Job: Return the material below in full and exactly.

## Begin Excerpted data

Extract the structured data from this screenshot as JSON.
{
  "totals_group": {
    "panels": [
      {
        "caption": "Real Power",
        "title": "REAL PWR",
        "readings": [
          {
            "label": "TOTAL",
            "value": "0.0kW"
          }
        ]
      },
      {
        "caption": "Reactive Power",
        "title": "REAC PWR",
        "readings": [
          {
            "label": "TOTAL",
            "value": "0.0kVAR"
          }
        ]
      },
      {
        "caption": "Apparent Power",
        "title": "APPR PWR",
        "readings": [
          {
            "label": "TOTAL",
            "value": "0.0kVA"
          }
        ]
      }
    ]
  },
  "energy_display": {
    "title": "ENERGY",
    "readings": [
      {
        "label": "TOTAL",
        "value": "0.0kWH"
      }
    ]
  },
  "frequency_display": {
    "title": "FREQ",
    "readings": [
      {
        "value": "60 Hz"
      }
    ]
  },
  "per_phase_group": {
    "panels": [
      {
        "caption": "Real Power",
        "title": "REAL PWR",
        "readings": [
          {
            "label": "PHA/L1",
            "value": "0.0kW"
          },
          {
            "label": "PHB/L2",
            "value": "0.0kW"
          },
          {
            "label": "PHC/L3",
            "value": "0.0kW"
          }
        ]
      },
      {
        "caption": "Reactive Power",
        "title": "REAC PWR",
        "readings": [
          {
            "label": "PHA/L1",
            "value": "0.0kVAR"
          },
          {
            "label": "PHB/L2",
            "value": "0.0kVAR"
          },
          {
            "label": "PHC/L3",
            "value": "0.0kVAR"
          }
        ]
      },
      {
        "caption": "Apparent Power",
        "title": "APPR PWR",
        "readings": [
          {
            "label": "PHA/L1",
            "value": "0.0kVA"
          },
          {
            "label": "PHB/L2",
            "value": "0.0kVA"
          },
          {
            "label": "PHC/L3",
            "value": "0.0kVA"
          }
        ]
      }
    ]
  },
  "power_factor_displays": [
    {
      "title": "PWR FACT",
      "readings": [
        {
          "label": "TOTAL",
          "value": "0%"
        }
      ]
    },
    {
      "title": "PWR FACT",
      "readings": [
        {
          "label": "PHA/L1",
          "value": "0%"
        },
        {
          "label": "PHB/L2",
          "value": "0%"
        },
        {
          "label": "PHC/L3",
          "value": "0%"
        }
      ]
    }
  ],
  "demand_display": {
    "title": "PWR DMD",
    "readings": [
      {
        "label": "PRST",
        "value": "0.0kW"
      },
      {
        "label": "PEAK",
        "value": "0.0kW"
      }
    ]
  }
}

## End Excerpted data

Task solution:
Extract the structured data from this screenshot as JSON.
{
  "totals_group": {
    "panels": [
      {
        "caption": "Real Power",
        "title": "REAL PWR",
        "readings": [
          {
            "label": "TOTAL",
            "value": "0.0kW"
          }
        ]
      },
      {
        "caption": "Reactive Power",
        "title": "REAC PWR",
        "readings": [
          {
            "label": "TOTAL",
            "value": "0.0kVAR"
          }
        ]
      },
      {
        "caption": "Apparent Power",
        "title": "APPR PWR",
        "readings": [
          {
            "label": "TOTAL",
            "value": "0.0kVA"
          }
        ]
      }
    ]
  },
  "energy_display": {
    "title": "ENERGY",
    "readings": [
      {
        "label": "TOTAL",
        "value": "0.0kWH"
      }
    ]
  },
  "frequency_display": {
    "title": "FREQ",
    "readings": [
      {
        "value": "60 Hz"
      }
    ]
  },
  "per_phase_group": {
    "panels": [
      {
        "caption": "Real Power",
        "title": "REAL PWR",
        "readings": [
          {
            "label": "PHA/L1",
            "value": "0.0kW"
          },
          {
            "label": "PHB/L2",
            "value": "0.0kW"
          },
          {
            "label": "PHC/L3",
            "value": "0.0kW"
          }
        ]
      },
      {
        "caption": "Reactive Power",
        "title": "REAC PWR",
        "readings": [
          {
            "label": "PHA/L1",
            "value": "0.0kVAR"
          },
          {
            "label": "PHB/L2",
            "value": "0.0kVAR"
          },
          {
            "label": "PHC/L3",
            "value": "0.0kVAR"
          }
        ]
      },
      {
        "caption": "Apparent Power",
        "title": "APPR PWR",
        "readings": [
          {
            "label": "PHA/L1",
            "value": "0.0kVA"
          },
          {
            "label": "PHB/L2",
            "value": "0.0kVA"
          },
          {
            "label": "PHC/L3",
            "value": "0.0kVA"
          }
        ]
      }
    ]
  },
  "power_factor_displays": [
    {
      "title": "PWR FACT",
      "readings": [
        {
          "label": "TOTAL",
          "value": "0%"
        }
      ]
    },
    {
      "title": "PWR FACT",
      "readings": [
        {
          "label": "PHA/L1",
          "value": "0%"
        },
        {
          "label": "PHB/L2",
          "value": "0%"
        },
        {
          "label": "PHC/L3",
          "value": "0%"
        }
      ]
    }
  ],
  "demand_display": {
    "title": "PWR DMD",
    "readings": [
      {
        "label": "PRST",
        "value": "0.0kW"
      },
      {
        "label": "PEAK",
        "value": "0.0kW"
      }
    ]
  }
}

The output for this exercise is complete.